● **Provided data**
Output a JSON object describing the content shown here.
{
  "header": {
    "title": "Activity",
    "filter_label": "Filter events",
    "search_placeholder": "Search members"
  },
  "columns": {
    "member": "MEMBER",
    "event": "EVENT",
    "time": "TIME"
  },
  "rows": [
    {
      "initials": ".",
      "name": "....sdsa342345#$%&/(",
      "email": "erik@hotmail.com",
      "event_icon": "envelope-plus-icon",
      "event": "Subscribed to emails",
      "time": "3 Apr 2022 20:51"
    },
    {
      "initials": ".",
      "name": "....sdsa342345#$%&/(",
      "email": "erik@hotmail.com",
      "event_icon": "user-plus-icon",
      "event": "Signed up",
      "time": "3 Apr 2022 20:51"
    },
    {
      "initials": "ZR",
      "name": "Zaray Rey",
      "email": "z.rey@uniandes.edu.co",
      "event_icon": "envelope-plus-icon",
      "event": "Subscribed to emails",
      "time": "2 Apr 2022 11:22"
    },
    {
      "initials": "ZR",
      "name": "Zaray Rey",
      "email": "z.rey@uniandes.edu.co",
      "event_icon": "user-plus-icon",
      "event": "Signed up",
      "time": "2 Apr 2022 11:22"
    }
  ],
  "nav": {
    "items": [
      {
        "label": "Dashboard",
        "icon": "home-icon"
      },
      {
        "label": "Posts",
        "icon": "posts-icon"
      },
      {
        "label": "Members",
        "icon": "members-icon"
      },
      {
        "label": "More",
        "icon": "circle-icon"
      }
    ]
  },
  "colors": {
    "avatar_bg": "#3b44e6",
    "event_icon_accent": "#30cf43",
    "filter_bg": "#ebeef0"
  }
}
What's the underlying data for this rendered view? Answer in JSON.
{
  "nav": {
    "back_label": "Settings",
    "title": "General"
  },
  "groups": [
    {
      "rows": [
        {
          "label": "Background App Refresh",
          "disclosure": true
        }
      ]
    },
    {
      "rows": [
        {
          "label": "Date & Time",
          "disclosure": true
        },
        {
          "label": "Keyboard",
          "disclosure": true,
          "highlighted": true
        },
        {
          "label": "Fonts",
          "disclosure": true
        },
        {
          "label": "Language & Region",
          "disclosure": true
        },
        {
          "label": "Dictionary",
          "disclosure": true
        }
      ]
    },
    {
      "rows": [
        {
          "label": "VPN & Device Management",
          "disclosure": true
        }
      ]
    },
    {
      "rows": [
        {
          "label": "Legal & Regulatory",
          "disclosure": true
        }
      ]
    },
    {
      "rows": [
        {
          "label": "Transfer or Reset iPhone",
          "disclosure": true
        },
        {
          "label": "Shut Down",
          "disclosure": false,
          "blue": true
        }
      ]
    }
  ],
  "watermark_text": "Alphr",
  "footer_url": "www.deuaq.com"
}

● **Task statement**
Repeat the material above exactly.

● **Result of the task**
Output a JSON object describing the content shown here.
{
  "header": {
    "title": "Activity",
    "filter_label": "Filter events",
    "search_placeholder": "Search members"
  },
  "columns": {
    "member": "MEMBER",
    "event": "EVENT",
    "time": "TIME"
  },
  "rows": [
    {
      "initials": ".",
      "name": "....sdsa342345#$%&/(",
      "email": "erik@hotmail.com",
      "event_icon": "envelope-plus-icon",
      "event": "Subscribed to emails",
      "time": "3 Apr 2022 20:51"
    },
    {
      "initials": ".",
      "name": "....sdsa342345#$%&/(",
      "email": "erik@hotmail.com",
      "event_icon": "user-plus-icon",
      "event": "Signed up",
      "time": "3 Apr 2022 20:51"
    },
    {
      "initials": "ZR",
      "name": "Zaray Rey",
      "email": "z.rey@uniandes.edu.co",
      "event_icon": "envelope-plus-icon",
      "event": "Subscribed to emails",
      "time": "2 Apr 2022 11:22"
    },
    {
      "initials": "ZR",
      "name": "Zaray Rey",
      "email": "z.rey@uniandes.edu.co",
      "event_icon": "user-plus-icon",
      "event": "Signed up",
      "time": "2 Apr 2022 11:22"
    }
  ],
  "nav": {
    "items": [
      {
        "label": "Dashboard",
        "icon": "home-icon"
      },
      {
        "label": "Posts",
        "icon": "posts-icon"
      },
      {
        "label": "Members",
        "icon": "members-icon"
      },
      {
        "label": "More",
        "icon": "circle-icon"
      }
    ]
  },
  "colors": {
    "avatar_bg": "#3b44e6",
    "event_icon_accent": "#30cf43",
    "filter_bg": "#ebeef0"
  }
}
What's the underlying data for this rendered view? Answer in JSON.
{
  "nav": {
    "back_label": "Settings",
    "title": "General"
  },
  "groups": [
    {
      "rows": [
        {
          "label": "Background App Refresh",
          "disclosure": true
        }
      ]
    },
    {
      "rows": [
        {
          "label": "Date & Time",
          "disclosure": true
        },
        {
          "label": "Keyboard",
          "disclosure": true,
          "highlighted": true
        },
        {
          "label": "Fonts",
          "disclosure": true
        },
        {
          "label": "Language & Region",
          "disclosure": true
        },
        {
          "label": "Dictionary",
          "disclosure": true
        }
      ]
    },
    {
      "rows": [
        {
          "label": "VPN & Device Management",
          "disclosure": true
        }
      ]
    },
    {
      "rows": [
        {
          "label": "Legal & Regulatory",
          "disclosure": true
        }
      ]
    },
    {
      "rows": [
        {
          "label": "Transfer or Reset iPhone",
          "disclosure": true
        },
        {
          "label": "Shut Down",
          "disclosure": false,
          "blue": true
        }
      ]
    }
  ],
  "watermark_text": "Alphr",
  "footer_url": "www.deuaq.com"
}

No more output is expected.